EXERCISE | Check every line of the entries that follow, and copy the ones containing "content".

RECORDS |

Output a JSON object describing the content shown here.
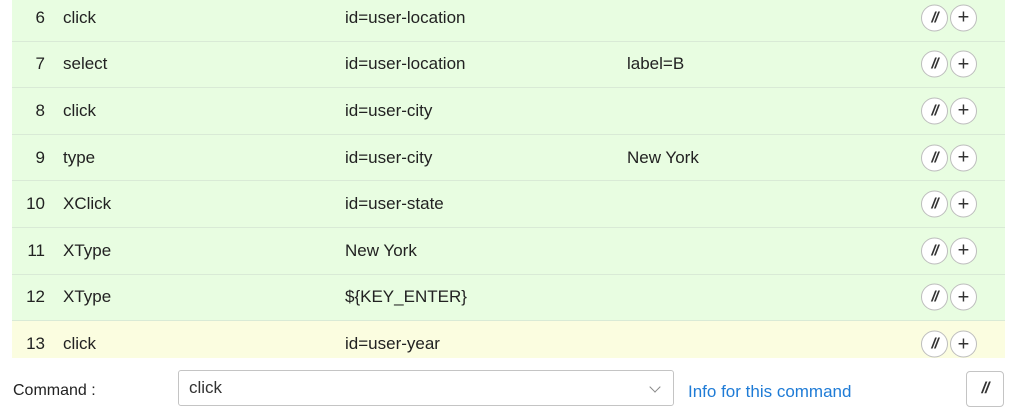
{
  "rows": [
    {
      "index": "6",
      "command": "click",
      "target": "id=user-location",
      "value": "",
      "comment_label": "//",
      "add_label": "+"
    },
    {
      "index": "7",
      "command": "select",
      "target": "id=user-location",
      "value": "label=B",
      "comment_label": "//",
      "add_label": "+"
    },
    {
      "index": "8",
      "command": "click",
      "target": "id=user-city",
      "value": "",
      "comment_label": "//",
      "add_label": "+"
    },
    {
      "index": "9",
      "command": "type",
      "target": "id=user-city",
      "value": "New York",
      "comment_label": "//",
      "add_label": "+"
    },
    {
      "index": "10",
      "command": "XClick",
      "target": "id=user-state",
      "value": "",
      "comment_label": "//",
      "add_label": "+"
    },
    {
      "index": "11",
      "command": "XType",
      "target": "New York",
      "value": "",
      "comment_label": "//",
      "add_label": "+"
    },
    {
      "index": "12",
      "command": "XType",
      "target": "${KEY_ENTER}",
      "value": "",
      "comment_label": "//",
      "add_label": "+"
    },
    {
      "index": "13",
      "command": "click",
      "target": "id=user-year",
      "value": "",
      "comment_label": "//",
      "add_label": "+"
    }
  ],
  "editor": {
    "command_label": "Command :",
    "command_value": "click",
    "info_link": "Info for this command",
    "comment_button": "//"
  },
  "colors": {
    "row_background": "#e8fde1",
    "current_row_background": "#fbfde0",
    "link": "#1e7bd6"
  }
}
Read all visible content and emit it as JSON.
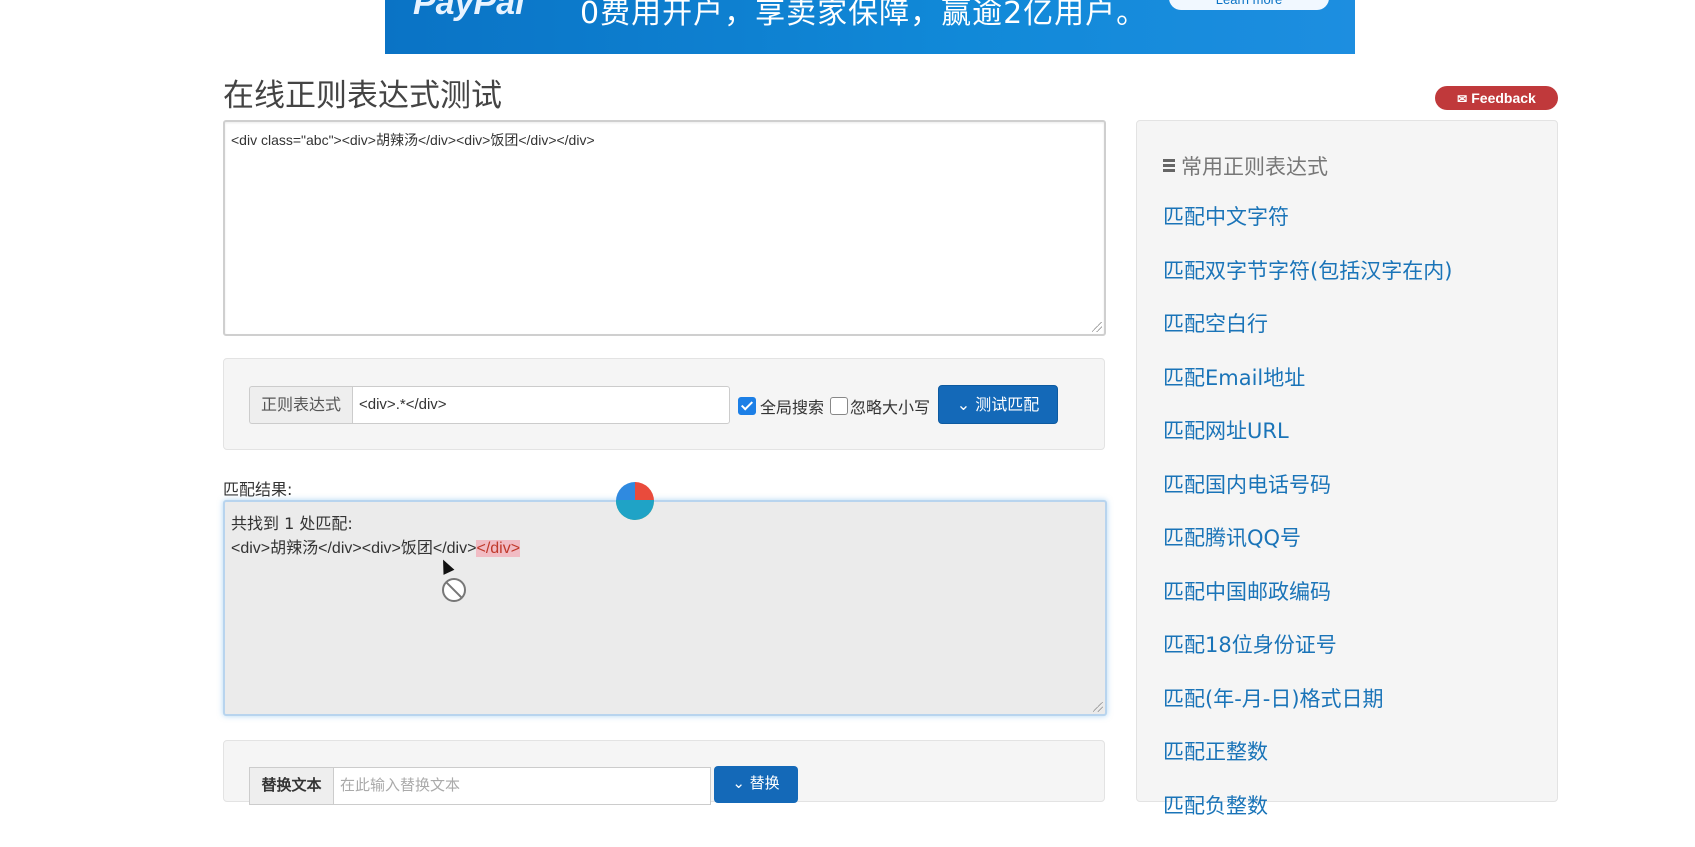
{
  "banner": {
    "brand": "PayPal",
    "text": "0费用开户，享卖家保障，赢逾2亿用户。",
    "cta": "Learn more"
  },
  "page": {
    "title": "在线正则表达式测试"
  },
  "feedback": {
    "label": "Feedback"
  },
  "source": {
    "text": "<div class=\"abc\"><div>胡辣汤</div><div>饭团</div></div>"
  },
  "regex": {
    "addon_label": "正则表达式",
    "value": "<div>.*</div>",
    "global_label": "全局搜索",
    "global_checked": true,
    "ignorecase_label": "忽略大小写",
    "ignorecase_checked": false,
    "test_button": "测试匹配"
  },
  "result": {
    "label": "匹配结果:",
    "count_text": "共找到 1 处匹配:",
    "match_plain": "<div>胡辣汤</div><div>饭团</div>",
    "match_highlight": "</div>"
  },
  "replace": {
    "addon_label": "替换文本",
    "placeholder": "在此输入替换文本",
    "button": "替换"
  },
  "sidebar": {
    "title": "常用正则表达式",
    "items": [
      {
        "label": "匹配中文字符"
      },
      {
        "label": "匹配双字节字符(包括汉字在内)"
      },
      {
        "label": "匹配空白行"
      },
      {
        "label": "匹配Email地址"
      },
      {
        "label": "匹配网址URL"
      },
      {
        "label": "匹配国内电话号码"
      },
      {
        "label": "匹配腾讯QQ号"
      },
      {
        "label": "匹配中国邮政编码"
      },
      {
        "label": "匹配18位身份证号"
      },
      {
        "label": "匹配(年-月-日)格式日期"
      },
      {
        "label": "匹配正整数"
      },
      {
        "label": "匹配负整数"
      }
    ]
  },
  "colors": {
    "banner": "#1189d8",
    "feedback": "#c0393b",
    "button": "#1469b8",
    "link": "#1a74b8",
    "highlight": "#f1bcc4"
  },
  "icons": [
    "envelope-icon",
    "chevron-down-icon",
    "list-icon",
    "loading-spinner-icon",
    "mouse-cursor-icon",
    "not-allowed-icon"
  ]
}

CORRECT OUTPUT |
Output a JSON object describing the content shown here.
Read all visible content and emit it as JSON.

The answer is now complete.